WHAT IS REQUIRED: Omit every picture and output the rest of the records exactly as they are.

THE INPUT:
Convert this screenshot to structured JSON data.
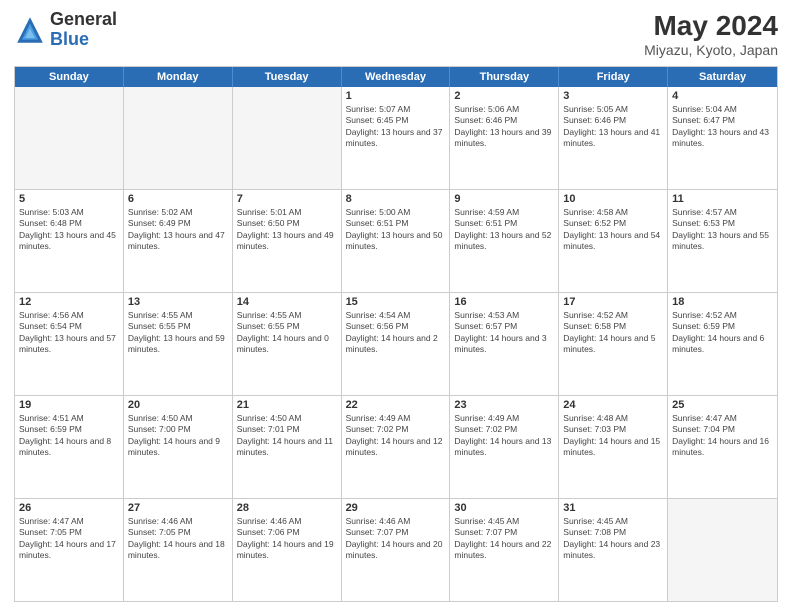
{
  "logo": {
    "general": "General",
    "blue": "Blue"
  },
  "title": {
    "month_year": "May 2024",
    "location": "Miyazu, Kyoto, Japan"
  },
  "header_days": [
    "Sunday",
    "Monday",
    "Tuesday",
    "Wednesday",
    "Thursday",
    "Friday",
    "Saturday"
  ],
  "weeks": [
    [
      {
        "day": "",
        "info": ""
      },
      {
        "day": "",
        "info": ""
      },
      {
        "day": "",
        "info": ""
      },
      {
        "day": "1",
        "info": "Sunrise: 5:07 AM\nSunset: 6:45 PM\nDaylight: 13 hours and 37 minutes."
      },
      {
        "day": "2",
        "info": "Sunrise: 5:06 AM\nSunset: 6:46 PM\nDaylight: 13 hours and 39 minutes."
      },
      {
        "day": "3",
        "info": "Sunrise: 5:05 AM\nSunset: 6:46 PM\nDaylight: 13 hours and 41 minutes."
      },
      {
        "day": "4",
        "info": "Sunrise: 5:04 AM\nSunset: 6:47 PM\nDaylight: 13 hours and 43 minutes."
      }
    ],
    [
      {
        "day": "5",
        "info": "Sunrise: 5:03 AM\nSunset: 6:48 PM\nDaylight: 13 hours and 45 minutes."
      },
      {
        "day": "6",
        "info": "Sunrise: 5:02 AM\nSunset: 6:49 PM\nDaylight: 13 hours and 47 minutes."
      },
      {
        "day": "7",
        "info": "Sunrise: 5:01 AM\nSunset: 6:50 PM\nDaylight: 13 hours and 49 minutes."
      },
      {
        "day": "8",
        "info": "Sunrise: 5:00 AM\nSunset: 6:51 PM\nDaylight: 13 hours and 50 minutes."
      },
      {
        "day": "9",
        "info": "Sunrise: 4:59 AM\nSunset: 6:51 PM\nDaylight: 13 hours and 52 minutes."
      },
      {
        "day": "10",
        "info": "Sunrise: 4:58 AM\nSunset: 6:52 PM\nDaylight: 13 hours and 54 minutes."
      },
      {
        "day": "11",
        "info": "Sunrise: 4:57 AM\nSunset: 6:53 PM\nDaylight: 13 hours and 55 minutes."
      }
    ],
    [
      {
        "day": "12",
        "info": "Sunrise: 4:56 AM\nSunset: 6:54 PM\nDaylight: 13 hours and 57 minutes."
      },
      {
        "day": "13",
        "info": "Sunrise: 4:55 AM\nSunset: 6:55 PM\nDaylight: 13 hours and 59 minutes."
      },
      {
        "day": "14",
        "info": "Sunrise: 4:55 AM\nSunset: 6:55 PM\nDaylight: 14 hours and 0 minutes."
      },
      {
        "day": "15",
        "info": "Sunrise: 4:54 AM\nSunset: 6:56 PM\nDaylight: 14 hours and 2 minutes."
      },
      {
        "day": "16",
        "info": "Sunrise: 4:53 AM\nSunset: 6:57 PM\nDaylight: 14 hours and 3 minutes."
      },
      {
        "day": "17",
        "info": "Sunrise: 4:52 AM\nSunset: 6:58 PM\nDaylight: 14 hours and 5 minutes."
      },
      {
        "day": "18",
        "info": "Sunrise: 4:52 AM\nSunset: 6:59 PM\nDaylight: 14 hours and 6 minutes."
      }
    ],
    [
      {
        "day": "19",
        "info": "Sunrise: 4:51 AM\nSunset: 6:59 PM\nDaylight: 14 hours and 8 minutes."
      },
      {
        "day": "20",
        "info": "Sunrise: 4:50 AM\nSunset: 7:00 PM\nDaylight: 14 hours and 9 minutes."
      },
      {
        "day": "21",
        "info": "Sunrise: 4:50 AM\nSunset: 7:01 PM\nDaylight: 14 hours and 11 minutes."
      },
      {
        "day": "22",
        "info": "Sunrise: 4:49 AM\nSunset: 7:02 PM\nDaylight: 14 hours and 12 minutes."
      },
      {
        "day": "23",
        "info": "Sunrise: 4:49 AM\nSunset: 7:02 PM\nDaylight: 14 hours and 13 minutes."
      },
      {
        "day": "24",
        "info": "Sunrise: 4:48 AM\nSunset: 7:03 PM\nDaylight: 14 hours and 15 minutes."
      },
      {
        "day": "25",
        "info": "Sunrise: 4:47 AM\nSunset: 7:04 PM\nDaylight: 14 hours and 16 minutes."
      }
    ],
    [
      {
        "day": "26",
        "info": "Sunrise: 4:47 AM\nSunset: 7:05 PM\nDaylight: 14 hours and 17 minutes."
      },
      {
        "day": "27",
        "info": "Sunrise: 4:46 AM\nSunset: 7:05 PM\nDaylight: 14 hours and 18 minutes."
      },
      {
        "day": "28",
        "info": "Sunrise: 4:46 AM\nSunset: 7:06 PM\nDaylight: 14 hours and 19 minutes."
      },
      {
        "day": "29",
        "info": "Sunrise: 4:46 AM\nSunset: 7:07 PM\nDaylight: 14 hours and 20 minutes."
      },
      {
        "day": "30",
        "info": "Sunrise: 4:45 AM\nSunset: 7:07 PM\nDaylight: 14 hours and 22 minutes."
      },
      {
        "day": "31",
        "info": "Sunrise: 4:45 AM\nSunset: 7:08 PM\nDaylight: 14 hours and 23 minutes."
      },
      {
        "day": "",
        "info": ""
      }
    ]
  ]
}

FULL OUTPUT:
Convert this screenshot to structured JSON data.
{
  "logo": {
    "general": "General",
    "blue": "Blue"
  },
  "title": {
    "month_year": "May 2024",
    "location": "Miyazu, Kyoto, Japan"
  },
  "header_days": [
    "Sunday",
    "Monday",
    "Tuesday",
    "Wednesday",
    "Thursday",
    "Friday",
    "Saturday"
  ],
  "weeks": [
    [
      {
        "day": "",
        "info": ""
      },
      {
        "day": "",
        "info": ""
      },
      {
        "day": "",
        "info": ""
      },
      {
        "day": "1",
        "info": "Sunrise: 5:07 AM\nSunset: 6:45 PM\nDaylight: 13 hours and 37 minutes."
      },
      {
        "day": "2",
        "info": "Sunrise: 5:06 AM\nSunset: 6:46 PM\nDaylight: 13 hours and 39 minutes."
      },
      {
        "day": "3",
        "info": "Sunrise: 5:05 AM\nSunset: 6:46 PM\nDaylight: 13 hours and 41 minutes."
      },
      {
        "day": "4",
        "info": "Sunrise: 5:04 AM\nSunset: 6:47 PM\nDaylight: 13 hours and 43 minutes."
      }
    ],
    [
      {
        "day": "5",
        "info": "Sunrise: 5:03 AM\nSunset: 6:48 PM\nDaylight: 13 hours and 45 minutes."
      },
      {
        "day": "6",
        "info": "Sunrise: 5:02 AM\nSunset: 6:49 PM\nDaylight: 13 hours and 47 minutes."
      },
      {
        "day": "7",
        "info": "Sunrise: 5:01 AM\nSunset: 6:50 PM\nDaylight: 13 hours and 49 minutes."
      },
      {
        "day": "8",
        "info": "Sunrise: 5:00 AM\nSunset: 6:51 PM\nDaylight: 13 hours and 50 minutes."
      },
      {
        "day": "9",
        "info": "Sunrise: 4:59 AM\nSunset: 6:51 PM\nDaylight: 13 hours and 52 minutes."
      },
      {
        "day": "10",
        "info": "Sunrise: 4:58 AM\nSunset: 6:52 PM\nDaylight: 13 hours and 54 minutes."
      },
      {
        "day": "11",
        "info": "Sunrise: 4:57 AM\nSunset: 6:53 PM\nDaylight: 13 hours and 55 minutes."
      }
    ],
    [
      {
        "day": "12",
        "info": "Sunrise: 4:56 AM\nSunset: 6:54 PM\nDaylight: 13 hours and 57 minutes."
      },
      {
        "day": "13",
        "info": "Sunrise: 4:55 AM\nSunset: 6:55 PM\nDaylight: 13 hours and 59 minutes."
      },
      {
        "day": "14",
        "info": "Sunrise: 4:55 AM\nSunset: 6:55 PM\nDaylight: 14 hours and 0 minutes."
      },
      {
        "day": "15",
        "info": "Sunrise: 4:54 AM\nSunset: 6:56 PM\nDaylight: 14 hours and 2 minutes."
      },
      {
        "day": "16",
        "info": "Sunrise: 4:53 AM\nSunset: 6:57 PM\nDaylight: 14 hours and 3 minutes."
      },
      {
        "day": "17",
        "info": "Sunrise: 4:52 AM\nSunset: 6:58 PM\nDaylight: 14 hours and 5 minutes."
      },
      {
        "day": "18",
        "info": "Sunrise: 4:52 AM\nSunset: 6:59 PM\nDaylight: 14 hours and 6 minutes."
      }
    ],
    [
      {
        "day": "19",
        "info": "Sunrise: 4:51 AM\nSunset: 6:59 PM\nDaylight: 14 hours and 8 minutes."
      },
      {
        "day": "20",
        "info": "Sunrise: 4:50 AM\nSunset: 7:00 PM\nDaylight: 14 hours and 9 minutes."
      },
      {
        "day": "21",
        "info": "Sunrise: 4:50 AM\nSunset: 7:01 PM\nDaylight: 14 hours and 11 minutes."
      },
      {
        "day": "22",
        "info": "Sunrise: 4:49 AM\nSunset: 7:02 PM\nDaylight: 14 hours and 12 minutes."
      },
      {
        "day": "23",
        "info": "Sunrise: 4:49 AM\nSunset: 7:02 PM\nDaylight: 14 hours and 13 minutes."
      },
      {
        "day": "24",
        "info": "Sunrise: 4:48 AM\nSunset: 7:03 PM\nDaylight: 14 hours and 15 minutes."
      },
      {
        "day": "25",
        "info": "Sunrise: 4:47 AM\nSunset: 7:04 PM\nDaylight: 14 hours and 16 minutes."
      }
    ],
    [
      {
        "day": "26",
        "info": "Sunrise: 4:47 AM\nSunset: 7:05 PM\nDaylight: 14 hours and 17 minutes."
      },
      {
        "day": "27",
        "info": "Sunrise: 4:46 AM\nSunset: 7:05 PM\nDaylight: 14 hours and 18 minutes."
      },
      {
        "day": "28",
        "info": "Sunrise: 4:46 AM\nSunset: 7:06 PM\nDaylight: 14 hours and 19 minutes."
      },
      {
        "day": "29",
        "info": "Sunrise: 4:46 AM\nSunset: 7:07 PM\nDaylight: 14 hours and 20 minutes."
      },
      {
        "day": "30",
        "info": "Sunrise: 4:45 AM\nSunset: 7:07 PM\nDaylight: 14 hours and 22 minutes."
      },
      {
        "day": "31",
        "info": "Sunrise: 4:45 AM\nSunset: 7:08 PM\nDaylight: 14 hours and 23 minutes."
      },
      {
        "day": "",
        "info": ""
      }
    ]
  ]
}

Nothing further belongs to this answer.